Exercise requirements = What you return should match every record exactly, with the images removed.
# Start of Records shown
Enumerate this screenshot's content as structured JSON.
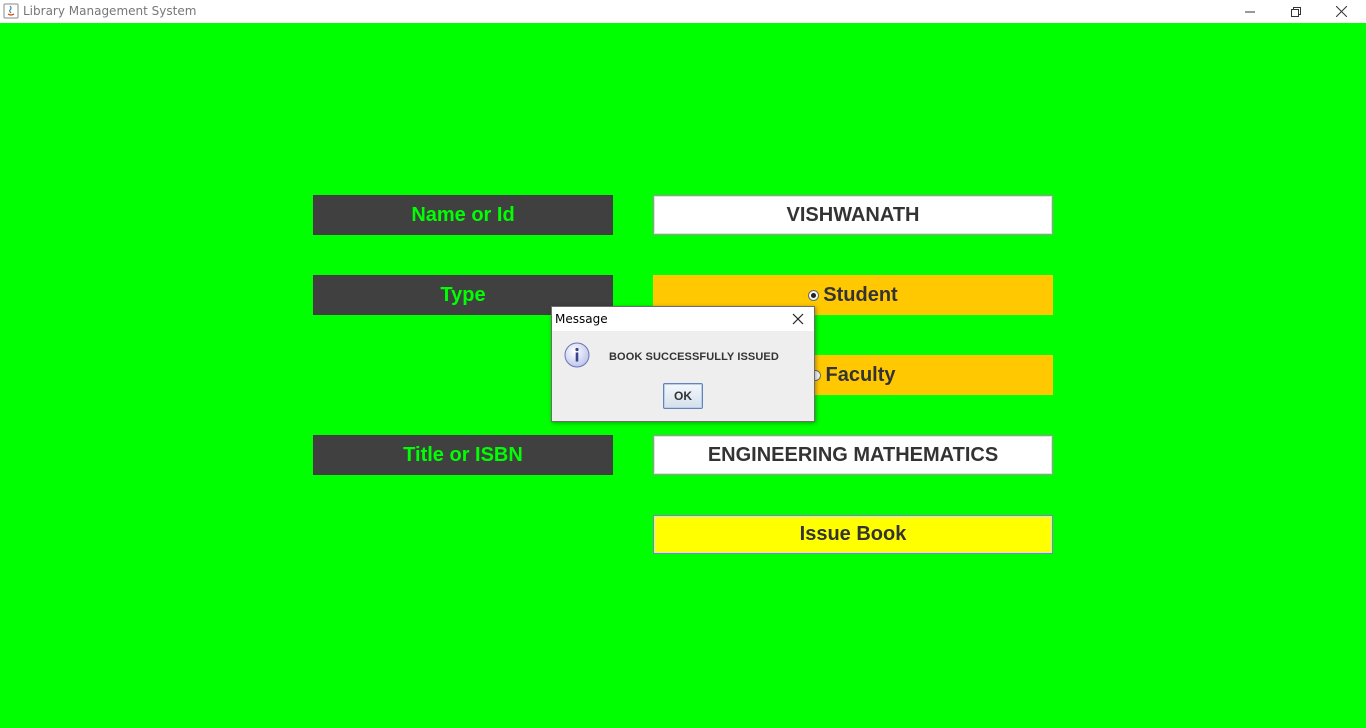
{
  "window": {
    "title": "Library Management System",
    "icon": "java-icon"
  },
  "form": {
    "name_label": "Name or Id",
    "name_value": "VISHWANATH",
    "type_label": "Type",
    "type_options": [
      "Student",
      "Faculty"
    ],
    "type_selected": "Student",
    "title_label": "Title or ISBN",
    "title_value": "ENGINEERING MATHEMATICS",
    "issue_button": "Issue Book"
  },
  "dialog": {
    "title": "Message",
    "message": "BOOK SUCCESSFULLY ISSUED",
    "ok_label": "OK",
    "icon": "info-icon"
  },
  "colors": {
    "background": "#00ff00",
    "label_bg": "#404040",
    "label_text": "#00ff00",
    "radio_bg": "#ffc800",
    "button_bg": "#ffff00"
  }
}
# End of Records shown
Exercise result =
Enumerate this screenshot's content as structured JSON.
{
  "window": {
    "title": "Library Management System",
    "icon": "java-icon"
  },
  "form": {
    "name_label": "Name or Id",
    "name_value": "VISHWANATH",
    "type_label": "Type",
    "type_options": [
      "Student",
      "Faculty"
    ],
    "type_selected": "Student",
    "title_label": "Title or ISBN",
    "title_value": "ENGINEERING MATHEMATICS",
    "issue_button": "Issue Book"
  },
  "dialog": {
    "title": "Message",
    "message": "BOOK SUCCESSFULLY ISSUED",
    "ok_label": "OK",
    "icon": "info-icon"
  },
  "colors": {
    "background": "#00ff00",
    "label_bg": "#404040",
    "label_text": "#00ff00",
    "radio_bg": "#ffc800",
    "button_bg": "#ffff00"
  }
}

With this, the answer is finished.